### Available records
===============
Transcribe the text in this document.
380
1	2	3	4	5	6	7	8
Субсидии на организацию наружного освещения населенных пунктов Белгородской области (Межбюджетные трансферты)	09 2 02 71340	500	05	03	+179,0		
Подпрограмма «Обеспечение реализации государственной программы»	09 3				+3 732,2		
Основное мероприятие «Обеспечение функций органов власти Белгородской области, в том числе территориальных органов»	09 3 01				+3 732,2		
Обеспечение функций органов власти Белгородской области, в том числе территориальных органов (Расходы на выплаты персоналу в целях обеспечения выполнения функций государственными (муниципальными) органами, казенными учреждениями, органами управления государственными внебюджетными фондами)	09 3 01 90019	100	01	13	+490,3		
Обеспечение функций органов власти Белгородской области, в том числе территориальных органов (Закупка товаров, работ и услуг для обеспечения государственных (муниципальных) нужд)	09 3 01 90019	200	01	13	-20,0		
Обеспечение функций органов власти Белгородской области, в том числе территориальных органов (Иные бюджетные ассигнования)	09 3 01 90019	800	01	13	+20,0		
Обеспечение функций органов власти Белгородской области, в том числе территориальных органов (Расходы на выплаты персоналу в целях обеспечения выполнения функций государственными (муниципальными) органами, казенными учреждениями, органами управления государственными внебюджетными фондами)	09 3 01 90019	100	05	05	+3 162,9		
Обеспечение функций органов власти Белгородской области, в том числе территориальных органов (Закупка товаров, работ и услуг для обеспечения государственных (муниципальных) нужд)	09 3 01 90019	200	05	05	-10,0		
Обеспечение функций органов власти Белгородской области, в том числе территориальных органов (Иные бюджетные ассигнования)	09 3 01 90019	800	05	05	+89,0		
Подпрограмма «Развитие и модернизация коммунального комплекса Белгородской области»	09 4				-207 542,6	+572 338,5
===============
### Work to complete
Restate every record exactly, leaving nothing out.

### Exercise response
Transcribe the text in this document.
380
1	2	3	4	5	6	7	8
Субсидии на организацию наружного освещения населенных пунктов Белгородской области (Межбюджетные трансферты)	09 2 02 71340	500	05	03	+179,0		
Подпрограмма «Обеспечение реализации государственной программы»	09 3				+3 732,2		
Основное мероприятие «Обеспечение функций органов власти Белгородской области, в том числе территориальных органов»	09 3 01				+3 732,2		
Обеспечение функций органов власти Белгородской области, в том числе территориальных органов (Расходы на выплаты персоналу в целях обеспечения выполнения функций государственными (муниципальными) органами, казенными учреждениями, органами управления государственными внебюджетными фондами)	09 3 01 90019	100	01	13	+490,3		
Обеспечение функций органов власти Белгородской области, в том числе территориальных органов (Закупка товаров, работ и услуг для обеспечения государственных (муниципальных) нужд)	09 3 01 90019	200	01	13	-20,0		
Обеспечение функций органов власти Белгородской области, в том числе территориальных органов (Иные бюджетные ассигнования)	09 3 01 90019	800	01	13	+20,0		
Обеспечение функций органов власти Белгородской области, в том числе территориальных органов (Расходы на выплаты персоналу в целях обеспечения выполнения функций государственными (муниципальными) органами, казенными учреждениями, органами управления государственными внебюджетными фондами)	09 3 01 90019	100	05	05	+3 162,9		
Обеспечение функций органов власти Белгородской области, в том числе территориальных органов (Закупка товаров, работ и услуг для обеспечения государственных (муниципальных) нужд)	09 3 01 90019	200	05	05	-10,0		
Обеспечение функций органов власти Белгородской области, в том числе территориальных органов (Иные бюджетные ассигнования)	09 3 01 90019	800	05	05	+89,0		
Подпрограмма «Развитие и модернизация коммунального комплекса Белгородской области»	09 4				-207 542,6	+572 338,5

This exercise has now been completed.